_DIRECTIONS_
1 - In the passage on Gregory, rewrite the portion from "As for Officer" to "he conscience [sic]?", substituting "turned him over" for "rolled him over".
2 - According to the passage on Gregory, what did the officers try after CPR in their attempt to revive him?

_DOCUMENT TEXT_
· · · · · · ·
But Angell said that after rolling Gregory over, they “brought him up” into a seated position. That’s when Angell said he thought Gregory “looked like he, he looked like, initially I thought he might be holding his breath.”
As for Officer Among, he told Detective Hiyakumoto that Gregory was still conscious when they rolled him over:
HIYAKUMOTO: Then when you sat him up, was he conscience [sic]?
AMONG: Yeah he was.
HIYAKUMOTO: Like what, what is he doing?
AMONG: He was just talking, all of a sudden he just went… we thought he was faking or something so I even rubbed the sternum rub [sic], nothing happened, ah.
The “sternum rub” Among mentioned was a method of inducing a small amount of pain to elicit a response—to see if Gregory was playing possum. But he was not, which the officers say they then realized.
They told investigators they tried reviving him with CPR and then an Automated Emergency Defibrillator (AED). Nothing worked.
· · · · · · ·
_RECORDS_
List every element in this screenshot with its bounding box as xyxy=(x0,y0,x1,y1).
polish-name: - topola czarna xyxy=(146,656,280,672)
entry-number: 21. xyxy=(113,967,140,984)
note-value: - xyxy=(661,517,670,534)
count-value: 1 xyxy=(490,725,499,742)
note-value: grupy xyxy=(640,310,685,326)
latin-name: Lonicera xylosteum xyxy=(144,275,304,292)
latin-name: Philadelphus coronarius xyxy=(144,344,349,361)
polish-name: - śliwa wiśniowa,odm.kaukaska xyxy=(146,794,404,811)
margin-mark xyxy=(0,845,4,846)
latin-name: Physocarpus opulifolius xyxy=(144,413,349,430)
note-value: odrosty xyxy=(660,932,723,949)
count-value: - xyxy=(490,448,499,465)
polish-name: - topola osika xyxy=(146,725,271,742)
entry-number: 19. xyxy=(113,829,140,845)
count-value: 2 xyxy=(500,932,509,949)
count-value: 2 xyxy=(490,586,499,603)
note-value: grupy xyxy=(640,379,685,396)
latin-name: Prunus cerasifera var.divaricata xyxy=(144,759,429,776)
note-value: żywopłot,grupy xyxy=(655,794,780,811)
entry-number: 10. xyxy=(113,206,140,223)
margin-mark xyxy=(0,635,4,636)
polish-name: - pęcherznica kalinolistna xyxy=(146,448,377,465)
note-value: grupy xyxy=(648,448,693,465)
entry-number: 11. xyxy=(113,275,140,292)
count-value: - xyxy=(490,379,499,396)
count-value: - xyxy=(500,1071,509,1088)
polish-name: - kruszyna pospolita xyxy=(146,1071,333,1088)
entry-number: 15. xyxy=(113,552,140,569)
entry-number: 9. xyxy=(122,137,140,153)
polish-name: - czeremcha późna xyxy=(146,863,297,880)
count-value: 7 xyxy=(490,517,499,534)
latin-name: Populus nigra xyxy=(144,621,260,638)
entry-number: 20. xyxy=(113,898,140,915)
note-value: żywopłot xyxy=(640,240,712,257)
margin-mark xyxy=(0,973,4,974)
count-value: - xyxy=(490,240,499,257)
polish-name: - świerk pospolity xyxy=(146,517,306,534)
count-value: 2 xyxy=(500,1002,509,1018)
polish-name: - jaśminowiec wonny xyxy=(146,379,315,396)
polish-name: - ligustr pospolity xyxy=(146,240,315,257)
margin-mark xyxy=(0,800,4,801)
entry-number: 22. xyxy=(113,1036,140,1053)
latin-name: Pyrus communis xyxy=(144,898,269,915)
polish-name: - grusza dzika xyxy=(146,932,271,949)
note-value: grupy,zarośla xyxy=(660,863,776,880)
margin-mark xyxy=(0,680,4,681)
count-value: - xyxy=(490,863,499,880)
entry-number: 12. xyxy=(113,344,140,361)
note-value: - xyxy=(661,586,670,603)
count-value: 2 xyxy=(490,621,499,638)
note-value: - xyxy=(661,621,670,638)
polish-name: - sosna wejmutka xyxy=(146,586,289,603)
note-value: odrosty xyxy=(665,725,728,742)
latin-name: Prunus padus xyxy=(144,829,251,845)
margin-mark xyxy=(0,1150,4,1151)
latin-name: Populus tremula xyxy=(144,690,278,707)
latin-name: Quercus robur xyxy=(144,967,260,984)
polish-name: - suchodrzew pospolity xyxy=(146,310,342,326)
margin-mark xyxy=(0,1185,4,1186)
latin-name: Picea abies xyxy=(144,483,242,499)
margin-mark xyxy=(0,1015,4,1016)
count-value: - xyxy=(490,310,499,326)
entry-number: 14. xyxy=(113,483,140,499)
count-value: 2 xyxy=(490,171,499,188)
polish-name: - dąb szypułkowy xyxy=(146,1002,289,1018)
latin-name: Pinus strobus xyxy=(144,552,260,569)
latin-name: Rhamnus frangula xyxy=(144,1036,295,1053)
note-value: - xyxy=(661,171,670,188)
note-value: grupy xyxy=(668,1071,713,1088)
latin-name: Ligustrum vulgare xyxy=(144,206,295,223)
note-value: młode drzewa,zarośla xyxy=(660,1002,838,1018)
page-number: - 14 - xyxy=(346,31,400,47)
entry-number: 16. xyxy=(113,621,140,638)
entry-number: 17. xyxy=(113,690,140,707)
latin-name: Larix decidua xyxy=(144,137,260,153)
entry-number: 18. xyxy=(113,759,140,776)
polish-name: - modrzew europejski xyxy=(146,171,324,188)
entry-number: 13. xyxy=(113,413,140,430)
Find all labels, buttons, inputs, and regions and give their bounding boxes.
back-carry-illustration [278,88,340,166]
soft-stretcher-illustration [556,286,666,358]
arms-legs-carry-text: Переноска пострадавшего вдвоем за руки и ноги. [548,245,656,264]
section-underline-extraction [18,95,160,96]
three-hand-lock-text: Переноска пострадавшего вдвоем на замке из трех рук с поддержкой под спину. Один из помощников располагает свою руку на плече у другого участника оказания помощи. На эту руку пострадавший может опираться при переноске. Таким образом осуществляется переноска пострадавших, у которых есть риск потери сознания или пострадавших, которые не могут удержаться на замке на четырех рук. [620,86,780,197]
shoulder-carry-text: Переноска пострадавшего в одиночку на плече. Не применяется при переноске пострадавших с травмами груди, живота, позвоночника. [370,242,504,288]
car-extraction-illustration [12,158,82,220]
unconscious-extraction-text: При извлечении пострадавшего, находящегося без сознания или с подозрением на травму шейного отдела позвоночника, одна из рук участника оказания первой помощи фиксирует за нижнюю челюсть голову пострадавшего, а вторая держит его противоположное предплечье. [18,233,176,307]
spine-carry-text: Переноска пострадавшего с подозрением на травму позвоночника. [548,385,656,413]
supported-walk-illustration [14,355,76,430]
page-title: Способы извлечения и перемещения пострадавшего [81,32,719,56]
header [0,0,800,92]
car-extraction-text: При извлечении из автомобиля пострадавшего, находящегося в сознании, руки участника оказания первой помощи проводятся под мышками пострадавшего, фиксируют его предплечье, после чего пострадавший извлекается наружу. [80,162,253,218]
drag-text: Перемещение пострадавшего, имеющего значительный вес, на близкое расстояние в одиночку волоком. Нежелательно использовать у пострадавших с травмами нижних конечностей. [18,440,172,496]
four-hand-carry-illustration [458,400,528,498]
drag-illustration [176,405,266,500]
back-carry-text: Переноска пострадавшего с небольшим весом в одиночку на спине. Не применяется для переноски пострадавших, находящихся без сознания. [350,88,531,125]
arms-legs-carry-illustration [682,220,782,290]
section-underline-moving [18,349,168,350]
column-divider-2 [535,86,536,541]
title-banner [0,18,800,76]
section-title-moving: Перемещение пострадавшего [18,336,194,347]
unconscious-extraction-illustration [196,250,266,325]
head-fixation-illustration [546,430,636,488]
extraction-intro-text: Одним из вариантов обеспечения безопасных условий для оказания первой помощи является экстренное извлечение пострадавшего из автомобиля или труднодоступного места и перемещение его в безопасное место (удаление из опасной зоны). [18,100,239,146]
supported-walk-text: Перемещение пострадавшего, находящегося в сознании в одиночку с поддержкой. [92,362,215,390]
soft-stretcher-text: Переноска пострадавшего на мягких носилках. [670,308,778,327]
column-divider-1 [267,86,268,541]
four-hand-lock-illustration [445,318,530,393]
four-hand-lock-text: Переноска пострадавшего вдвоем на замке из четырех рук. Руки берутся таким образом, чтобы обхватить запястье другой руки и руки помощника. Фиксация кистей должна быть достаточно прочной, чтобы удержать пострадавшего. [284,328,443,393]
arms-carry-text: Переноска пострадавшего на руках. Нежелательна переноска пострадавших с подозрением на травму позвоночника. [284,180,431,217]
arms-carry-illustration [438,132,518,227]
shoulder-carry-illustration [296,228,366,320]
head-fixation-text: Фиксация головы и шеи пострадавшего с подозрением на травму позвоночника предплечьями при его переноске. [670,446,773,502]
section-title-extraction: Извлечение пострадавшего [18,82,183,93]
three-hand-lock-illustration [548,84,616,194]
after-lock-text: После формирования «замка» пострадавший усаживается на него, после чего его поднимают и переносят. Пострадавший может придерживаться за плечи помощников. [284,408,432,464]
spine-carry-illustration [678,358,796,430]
· · · · · · ·
_TASK RESULTS_
1 -
As for Officer Among, he told Detective Hiyakumoto that Gregory was still conscious when they turned him over:
HIYAKUMOTO: Then when you sat him up, was he conscience [sic]?

2 - An Automated Emergency Defibrillator (AED).